# [Task input]

-- Begin --

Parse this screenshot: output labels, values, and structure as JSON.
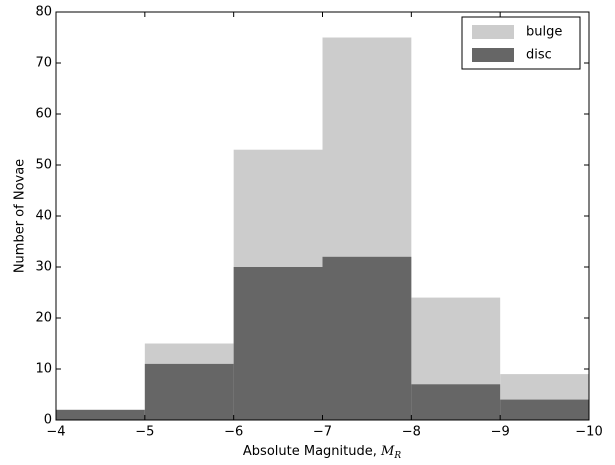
{
  "chart_data": {
    "type": "histogram",
    "xlabel": {
      "text": "Absolute Magnitude, ",
      "symbol": "M",
      "subscript": "R"
    },
    "ylabel": "Number of Novae",
    "bins": [
      -4,
      -5,
      -6,
      -7,
      -8,
      -9,
      -10
    ],
    "series": [
      {
        "name": "bulge",
        "color": "#cccccc",
        "values": [
          0,
          15,
          53,
          75,
          24,
          9
        ]
      },
      {
        "name": "disc",
        "color": "#666666",
        "values": [
          2,
          11,
          30,
          32,
          7,
          4
        ]
      }
    ],
    "xlim": [
      -4,
      -10
    ],
    "xticks": [
      {
        "value": -4,
        "label": "−4"
      },
      {
        "value": -5,
        "label": "−5"
      },
      {
        "value": -6,
        "label": "−6"
      },
      {
        "value": -7,
        "label": "−7"
      },
      {
        "value": -8,
        "label": "−8"
      },
      {
        "value": -9,
        "label": "−9"
      },
      {
        "value": -10,
        "label": "−10"
      }
    ],
    "ylim": [
      0,
      80
    ],
    "yticks": [
      0,
      10,
      20,
      30,
      40,
      50,
      60,
      70,
      80
    ],
    "legend": "upper right"
  }
}
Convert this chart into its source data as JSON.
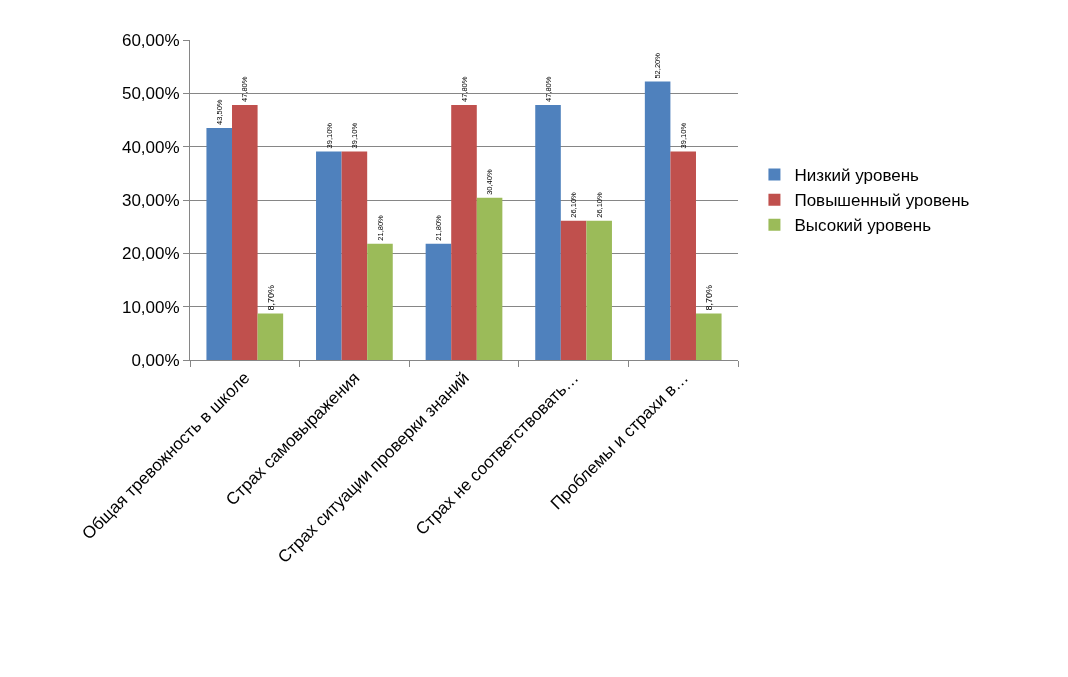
{
  "chart_data": {
    "type": "bar",
    "categories": [
      "Общая тревожность в школе",
      "Страх самовыражения",
      "Страх ситуации проверки знаний",
      "Страх не соответствовать…",
      "Проблемы и страхи в…"
    ],
    "series": [
      {
        "name": "Низкий уровень",
        "color": "#4f81bd",
        "values": [
          43.5,
          39.1,
          21.8,
          47.8,
          52.2
        ],
        "value_labels": [
          "43,50%",
          "39,10%",
          "21,80%",
          "47,80%",
          "52,20%"
        ]
      },
      {
        "name": "Повышенный уровень",
        "color": "#c0504d",
        "values": [
          47.8,
          39.1,
          47.8,
          26.1,
          39.1
        ],
        "value_labels": [
          "47,80%",
          "39,10%",
          "47,80%",
          "26,10%",
          "39,10%"
        ]
      },
      {
        "name": "Высокий уровень",
        "color": "#9bbb59",
        "values": [
          8.7,
          21.8,
          30.4,
          26.1,
          8.7
        ],
        "value_labels": [
          "8,70%",
          "21,80%",
          "30,40%",
          "26,10%",
          "8,70%"
        ]
      }
    ],
    "ylim": [
      0,
      60
    ],
    "yticks": [
      {
        "value": 0,
        "label": "0,00%"
      },
      {
        "value": 10,
        "label": "10,00%"
      },
      {
        "value": 20,
        "label": "20,00%"
      },
      {
        "value": 30,
        "label": "30,00%"
      },
      {
        "value": 40,
        "label": "40,00%"
      },
      {
        "value": 50,
        "label": "50,00%"
      },
      {
        "value": 60,
        "label": "60,00%"
      }
    ],
    "grid": "y",
    "legend": "right"
  }
}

-- End --

# [Direction]
Return the listing above unchanged, apart from dropping its pictures.

# [Final result]
Parse this screenshot: output labels, values, and structure as JSON.
{
  "chart_data": {
    "type": "histogram",
    "xlabel": {
      "text": "Absolute Magnitude, ",
      "symbol": "M",
      "subscript": "R"
    },
    "ylabel": "Number of Novae",
    "bins": [
      -4,
      -5,
      -6,
      -7,
      -8,
      -9,
      -10
    ],
    "series": [
      {
        "name": "bulge",
        "color": "#cccccc",
        "values": [
          0,
          15,
          53,
          75,
          24,
          9
        ]
      },
      {
        "name": "disc",
        "color": "#666666",
        "values": [
          2,
          11,
          30,
          32,
          7,
          4
        ]
      }
    ],
    "xlim": [
      -4,
      -10
    ],
    "xticks": [
      {
        "value": -4,
        "label": "−4"
      },
      {
        "value": -5,
        "label": "−5"
      },
      {
        "value": -6,
        "label": "−6"
      },
      {
        "value": -7,
        "label": "−7"
      },
      {
        "value": -8,
        "label": "−8"
      },
      {
        "value": -9,
        "label": "−9"
      },
      {
        "value": -10,
        "label": "−10"
      }
    ],
    "ylim": [
      0,
      80
    ],
    "yticks": [
      0,
      10,
      20,
      30,
      40,
      50,
      60,
      70,
      80
    ],
    "legend": "upper right"
  }
}
Convert this chart into its source data as JSON.
{
  "chart_data": {
    "type": "bar",
    "categories": [
      "Общая тревожность в школе",
      "Страх самовыражения",
      "Страх ситуации проверки знаний",
      "Страх не соответствовать…",
      "Проблемы и страхи в…"
    ],
    "series": [
      {
        "name": "Низкий уровень",
        "color": "#4f81bd",
        "values": [
          43.5,
          39.1,
          21.8,
          47.8,
          52.2
        ],
        "value_labels": [
          "43,50%",
          "39,10%",
          "21,80%",
          "47,80%",
          "52,20%"
        ]
      },
      {
        "name": "Повышенный уровень",
        "color": "#c0504d",
        "values": [
          47.8,
          39.1,
          47.8,
          26.1,
          39.1
        ],
        "value_labels": [
          "47,80%",
          "39,10%",
          "47,80%",
          "26,10%",
          "39,10%"
        ]
      },
      {
        "name": "Высокий уровень",
        "color": "#9bbb59",
        "values": [
          8.7,
          21.8,
          30.4,
          26.1,
          8.7
        ],
        "value_labels": [
          "8,70%",
          "21,80%",
          "30,40%",
          "26,10%",
          "8,70%"
        ]
      }
    ],
    "ylim": [
      0,
      60
    ],
    "yticks": [
      {
        "value": 0,
        "label": "0,00%"
      },
      {
        "value": 10,
        "label": "10,00%"
      },
      {
        "value": 20,
        "label": "20,00%"
      },
      {
        "value": 30,
        "label": "30,00%"
      },
      {
        "value": 40,
        "label": "40,00%"
      },
      {
        "value": 50,
        "label": "50,00%"
      },
      {
        "value": 60,
        "label": "60,00%"
      }
    ],
    "grid": "y",
    "legend": "right"
  }
}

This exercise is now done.